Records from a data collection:
• • • •

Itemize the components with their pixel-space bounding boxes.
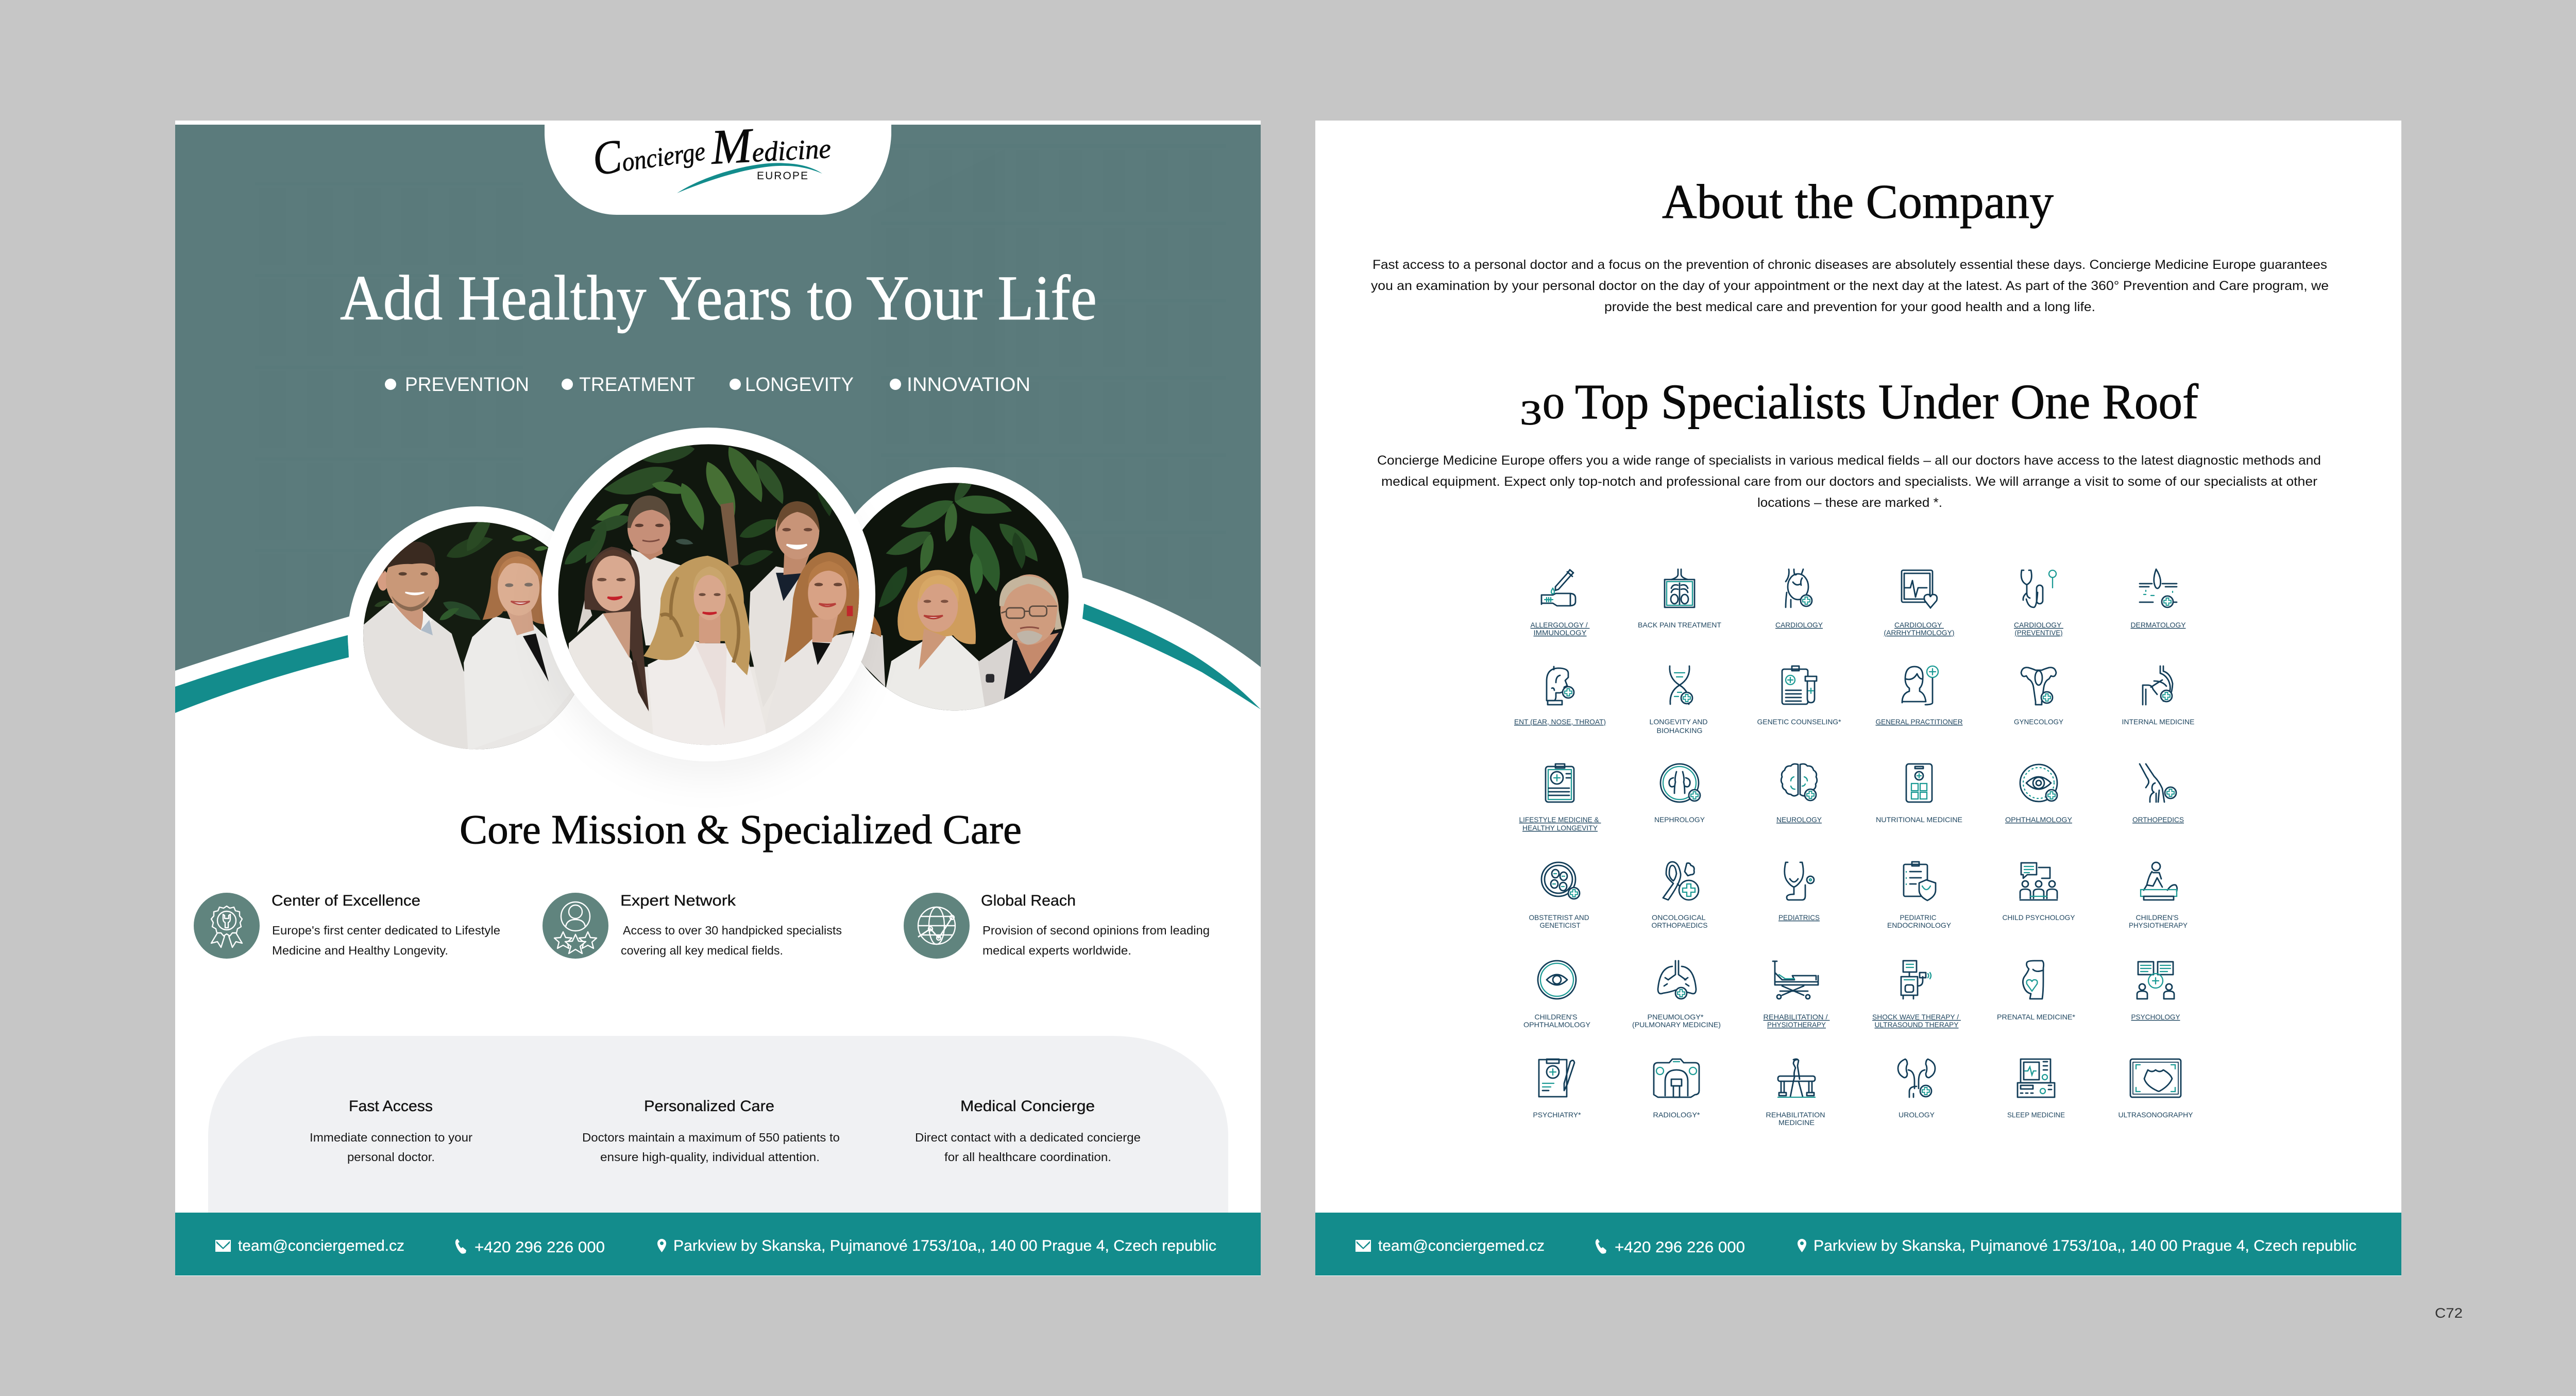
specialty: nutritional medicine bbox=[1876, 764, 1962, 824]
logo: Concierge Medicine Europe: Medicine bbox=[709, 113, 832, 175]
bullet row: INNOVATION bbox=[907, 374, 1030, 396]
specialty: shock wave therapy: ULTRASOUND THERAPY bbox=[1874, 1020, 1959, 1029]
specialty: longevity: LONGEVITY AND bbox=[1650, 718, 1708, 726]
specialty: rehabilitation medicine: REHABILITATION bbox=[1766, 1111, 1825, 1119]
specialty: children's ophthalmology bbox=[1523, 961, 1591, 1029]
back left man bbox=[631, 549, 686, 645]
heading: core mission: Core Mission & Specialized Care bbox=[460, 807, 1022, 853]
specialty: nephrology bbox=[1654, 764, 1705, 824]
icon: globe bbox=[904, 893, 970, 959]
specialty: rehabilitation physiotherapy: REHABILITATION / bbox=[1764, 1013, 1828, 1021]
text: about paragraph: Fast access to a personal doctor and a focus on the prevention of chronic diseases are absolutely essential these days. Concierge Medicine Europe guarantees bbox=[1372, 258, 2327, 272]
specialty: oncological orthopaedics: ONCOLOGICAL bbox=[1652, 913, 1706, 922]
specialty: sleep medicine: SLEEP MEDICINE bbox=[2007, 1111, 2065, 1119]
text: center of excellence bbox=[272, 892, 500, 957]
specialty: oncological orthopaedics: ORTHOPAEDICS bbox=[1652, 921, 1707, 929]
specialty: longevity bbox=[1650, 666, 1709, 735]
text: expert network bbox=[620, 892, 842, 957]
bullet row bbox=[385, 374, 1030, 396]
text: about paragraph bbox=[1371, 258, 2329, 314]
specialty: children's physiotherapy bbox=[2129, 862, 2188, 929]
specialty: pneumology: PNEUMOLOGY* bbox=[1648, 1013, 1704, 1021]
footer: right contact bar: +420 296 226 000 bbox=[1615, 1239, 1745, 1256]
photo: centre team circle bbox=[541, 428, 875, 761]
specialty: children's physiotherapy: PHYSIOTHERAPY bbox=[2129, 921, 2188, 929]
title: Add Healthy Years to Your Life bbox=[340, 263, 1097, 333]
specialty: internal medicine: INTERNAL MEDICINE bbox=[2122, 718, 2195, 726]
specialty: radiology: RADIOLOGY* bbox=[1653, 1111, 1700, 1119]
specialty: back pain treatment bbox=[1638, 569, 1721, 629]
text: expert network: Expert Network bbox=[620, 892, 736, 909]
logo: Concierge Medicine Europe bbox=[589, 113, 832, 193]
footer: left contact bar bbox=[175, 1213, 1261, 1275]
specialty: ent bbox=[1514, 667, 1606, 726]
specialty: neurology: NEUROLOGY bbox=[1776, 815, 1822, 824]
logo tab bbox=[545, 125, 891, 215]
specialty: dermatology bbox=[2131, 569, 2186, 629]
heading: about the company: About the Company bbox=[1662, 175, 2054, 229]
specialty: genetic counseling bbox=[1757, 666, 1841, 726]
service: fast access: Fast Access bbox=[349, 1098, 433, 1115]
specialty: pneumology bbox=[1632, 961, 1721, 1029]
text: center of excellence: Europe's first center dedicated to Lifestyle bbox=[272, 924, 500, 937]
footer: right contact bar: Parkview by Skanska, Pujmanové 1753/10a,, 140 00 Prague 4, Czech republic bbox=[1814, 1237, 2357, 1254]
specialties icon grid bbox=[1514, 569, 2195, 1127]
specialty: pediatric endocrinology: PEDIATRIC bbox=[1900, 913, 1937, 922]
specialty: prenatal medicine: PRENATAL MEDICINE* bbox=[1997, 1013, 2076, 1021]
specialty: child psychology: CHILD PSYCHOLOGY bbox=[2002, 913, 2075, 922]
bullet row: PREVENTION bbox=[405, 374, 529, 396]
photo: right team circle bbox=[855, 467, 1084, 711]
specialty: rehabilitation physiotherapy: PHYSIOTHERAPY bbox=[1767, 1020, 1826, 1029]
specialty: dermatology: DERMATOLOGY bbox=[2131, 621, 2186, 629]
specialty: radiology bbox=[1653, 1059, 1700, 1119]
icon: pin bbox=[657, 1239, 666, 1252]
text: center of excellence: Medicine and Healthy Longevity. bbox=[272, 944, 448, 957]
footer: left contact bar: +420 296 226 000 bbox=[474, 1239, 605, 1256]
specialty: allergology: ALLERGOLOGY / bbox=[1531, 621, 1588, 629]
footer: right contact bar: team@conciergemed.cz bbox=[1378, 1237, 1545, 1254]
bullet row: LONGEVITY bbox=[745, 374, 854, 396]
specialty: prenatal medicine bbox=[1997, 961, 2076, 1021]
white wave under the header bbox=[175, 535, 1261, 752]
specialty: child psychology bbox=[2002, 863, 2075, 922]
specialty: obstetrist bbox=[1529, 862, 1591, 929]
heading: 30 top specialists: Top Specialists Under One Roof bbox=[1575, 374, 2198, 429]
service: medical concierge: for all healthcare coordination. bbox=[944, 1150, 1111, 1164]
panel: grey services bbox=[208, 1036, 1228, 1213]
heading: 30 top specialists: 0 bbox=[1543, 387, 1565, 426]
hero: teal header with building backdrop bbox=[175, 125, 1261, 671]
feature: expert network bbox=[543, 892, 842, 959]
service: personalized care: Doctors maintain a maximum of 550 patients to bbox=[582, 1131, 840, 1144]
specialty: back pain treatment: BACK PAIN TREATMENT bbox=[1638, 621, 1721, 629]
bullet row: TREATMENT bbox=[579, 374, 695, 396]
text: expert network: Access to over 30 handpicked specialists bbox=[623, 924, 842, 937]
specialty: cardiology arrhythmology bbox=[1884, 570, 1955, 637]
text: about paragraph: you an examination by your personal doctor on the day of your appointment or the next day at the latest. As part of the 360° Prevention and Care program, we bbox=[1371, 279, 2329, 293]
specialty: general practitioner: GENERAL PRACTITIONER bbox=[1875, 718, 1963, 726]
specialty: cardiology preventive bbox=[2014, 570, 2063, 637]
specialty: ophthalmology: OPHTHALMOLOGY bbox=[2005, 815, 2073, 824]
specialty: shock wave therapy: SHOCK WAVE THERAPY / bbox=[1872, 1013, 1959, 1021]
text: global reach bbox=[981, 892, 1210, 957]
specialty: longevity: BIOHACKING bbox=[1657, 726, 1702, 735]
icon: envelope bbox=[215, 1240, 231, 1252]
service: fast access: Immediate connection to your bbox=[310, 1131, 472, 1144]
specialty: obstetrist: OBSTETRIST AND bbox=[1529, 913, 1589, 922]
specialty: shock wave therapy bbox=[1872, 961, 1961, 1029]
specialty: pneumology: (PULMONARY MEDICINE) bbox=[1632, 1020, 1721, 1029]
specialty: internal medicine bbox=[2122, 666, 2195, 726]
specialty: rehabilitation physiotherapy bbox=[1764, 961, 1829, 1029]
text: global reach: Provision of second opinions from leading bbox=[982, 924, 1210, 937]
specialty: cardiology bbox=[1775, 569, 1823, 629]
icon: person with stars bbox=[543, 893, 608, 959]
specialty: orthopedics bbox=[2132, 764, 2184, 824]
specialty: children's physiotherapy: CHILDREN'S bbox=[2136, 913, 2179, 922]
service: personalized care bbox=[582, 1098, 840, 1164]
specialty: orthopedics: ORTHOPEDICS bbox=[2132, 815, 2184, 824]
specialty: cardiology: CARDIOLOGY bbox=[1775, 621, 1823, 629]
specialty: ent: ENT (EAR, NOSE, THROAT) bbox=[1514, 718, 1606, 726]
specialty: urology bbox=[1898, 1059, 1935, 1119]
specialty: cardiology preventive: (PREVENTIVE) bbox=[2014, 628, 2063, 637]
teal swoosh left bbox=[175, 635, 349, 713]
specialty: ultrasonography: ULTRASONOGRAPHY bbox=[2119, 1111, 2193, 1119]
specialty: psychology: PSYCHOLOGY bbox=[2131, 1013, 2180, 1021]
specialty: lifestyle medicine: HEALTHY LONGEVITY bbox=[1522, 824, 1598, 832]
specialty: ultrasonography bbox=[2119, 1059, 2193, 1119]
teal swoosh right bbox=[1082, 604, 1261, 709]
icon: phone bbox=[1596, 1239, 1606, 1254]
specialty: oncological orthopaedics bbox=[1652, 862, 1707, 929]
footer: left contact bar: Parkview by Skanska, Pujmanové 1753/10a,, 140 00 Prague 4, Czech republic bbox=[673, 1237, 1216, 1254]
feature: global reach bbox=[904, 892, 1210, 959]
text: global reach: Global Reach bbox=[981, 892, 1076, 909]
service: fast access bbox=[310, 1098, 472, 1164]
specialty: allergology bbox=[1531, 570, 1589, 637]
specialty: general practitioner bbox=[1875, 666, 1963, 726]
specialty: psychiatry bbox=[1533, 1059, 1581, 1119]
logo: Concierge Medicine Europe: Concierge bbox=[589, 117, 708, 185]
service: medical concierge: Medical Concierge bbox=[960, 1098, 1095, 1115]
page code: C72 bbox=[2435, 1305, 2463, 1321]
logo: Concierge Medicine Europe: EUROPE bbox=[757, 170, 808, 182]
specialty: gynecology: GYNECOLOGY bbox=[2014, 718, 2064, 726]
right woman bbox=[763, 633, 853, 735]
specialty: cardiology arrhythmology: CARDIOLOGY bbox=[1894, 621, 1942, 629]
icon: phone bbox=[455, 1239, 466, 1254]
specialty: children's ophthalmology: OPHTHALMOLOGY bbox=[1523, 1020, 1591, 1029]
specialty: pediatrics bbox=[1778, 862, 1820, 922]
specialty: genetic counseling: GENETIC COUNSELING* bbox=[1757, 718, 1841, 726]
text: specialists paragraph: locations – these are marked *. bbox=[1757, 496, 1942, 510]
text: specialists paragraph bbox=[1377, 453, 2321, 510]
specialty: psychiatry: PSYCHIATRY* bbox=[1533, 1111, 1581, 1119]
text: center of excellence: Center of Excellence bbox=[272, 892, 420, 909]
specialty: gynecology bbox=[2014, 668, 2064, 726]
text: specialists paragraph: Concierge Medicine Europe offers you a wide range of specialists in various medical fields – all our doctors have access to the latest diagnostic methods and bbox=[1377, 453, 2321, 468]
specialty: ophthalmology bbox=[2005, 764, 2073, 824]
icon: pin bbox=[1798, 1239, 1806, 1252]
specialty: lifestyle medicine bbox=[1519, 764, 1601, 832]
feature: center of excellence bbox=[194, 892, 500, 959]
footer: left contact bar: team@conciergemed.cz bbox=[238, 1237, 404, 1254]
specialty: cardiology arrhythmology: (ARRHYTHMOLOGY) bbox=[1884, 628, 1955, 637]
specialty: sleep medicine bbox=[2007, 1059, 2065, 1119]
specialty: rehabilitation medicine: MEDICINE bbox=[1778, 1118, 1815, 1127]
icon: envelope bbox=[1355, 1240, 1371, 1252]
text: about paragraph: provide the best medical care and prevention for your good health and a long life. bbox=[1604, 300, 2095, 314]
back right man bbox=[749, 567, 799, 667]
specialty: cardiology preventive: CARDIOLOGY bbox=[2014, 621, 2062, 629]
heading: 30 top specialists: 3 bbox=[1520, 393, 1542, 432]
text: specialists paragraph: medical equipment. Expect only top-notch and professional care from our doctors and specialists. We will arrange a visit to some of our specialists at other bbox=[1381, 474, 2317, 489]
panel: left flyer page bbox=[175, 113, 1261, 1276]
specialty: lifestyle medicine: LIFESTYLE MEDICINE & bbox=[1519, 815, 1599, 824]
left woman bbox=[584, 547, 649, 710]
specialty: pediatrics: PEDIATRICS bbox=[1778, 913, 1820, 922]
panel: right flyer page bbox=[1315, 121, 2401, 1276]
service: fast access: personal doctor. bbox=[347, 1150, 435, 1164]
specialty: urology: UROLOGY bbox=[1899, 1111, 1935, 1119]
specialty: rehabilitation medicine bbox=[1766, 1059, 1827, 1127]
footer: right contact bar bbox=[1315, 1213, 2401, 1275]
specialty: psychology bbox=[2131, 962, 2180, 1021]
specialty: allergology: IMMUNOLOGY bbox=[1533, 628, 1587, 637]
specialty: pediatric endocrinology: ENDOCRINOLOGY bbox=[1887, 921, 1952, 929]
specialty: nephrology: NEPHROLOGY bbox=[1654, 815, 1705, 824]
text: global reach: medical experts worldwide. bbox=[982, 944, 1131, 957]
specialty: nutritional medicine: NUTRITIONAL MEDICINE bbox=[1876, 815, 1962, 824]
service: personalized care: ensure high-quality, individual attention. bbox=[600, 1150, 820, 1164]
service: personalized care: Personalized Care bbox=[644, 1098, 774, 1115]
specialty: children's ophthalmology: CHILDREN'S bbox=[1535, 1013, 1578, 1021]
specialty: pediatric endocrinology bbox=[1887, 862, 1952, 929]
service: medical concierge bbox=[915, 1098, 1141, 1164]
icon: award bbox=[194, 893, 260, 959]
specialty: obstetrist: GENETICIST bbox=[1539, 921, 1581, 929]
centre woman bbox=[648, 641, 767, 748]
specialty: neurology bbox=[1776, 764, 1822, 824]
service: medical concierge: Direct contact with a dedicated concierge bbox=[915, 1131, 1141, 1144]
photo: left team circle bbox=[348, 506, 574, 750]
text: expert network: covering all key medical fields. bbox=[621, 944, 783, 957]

• • • •

TASK INSTRUCTIONS: Go through the entries above and copy each line with "internal" in it.

EXERCISE RESPONSE:
specialty: internal medicine: INTERNAL MEDICINE bbox=[2122, 718, 2195, 726]
specialty: internal medicine bbox=[2122, 666, 2195, 726]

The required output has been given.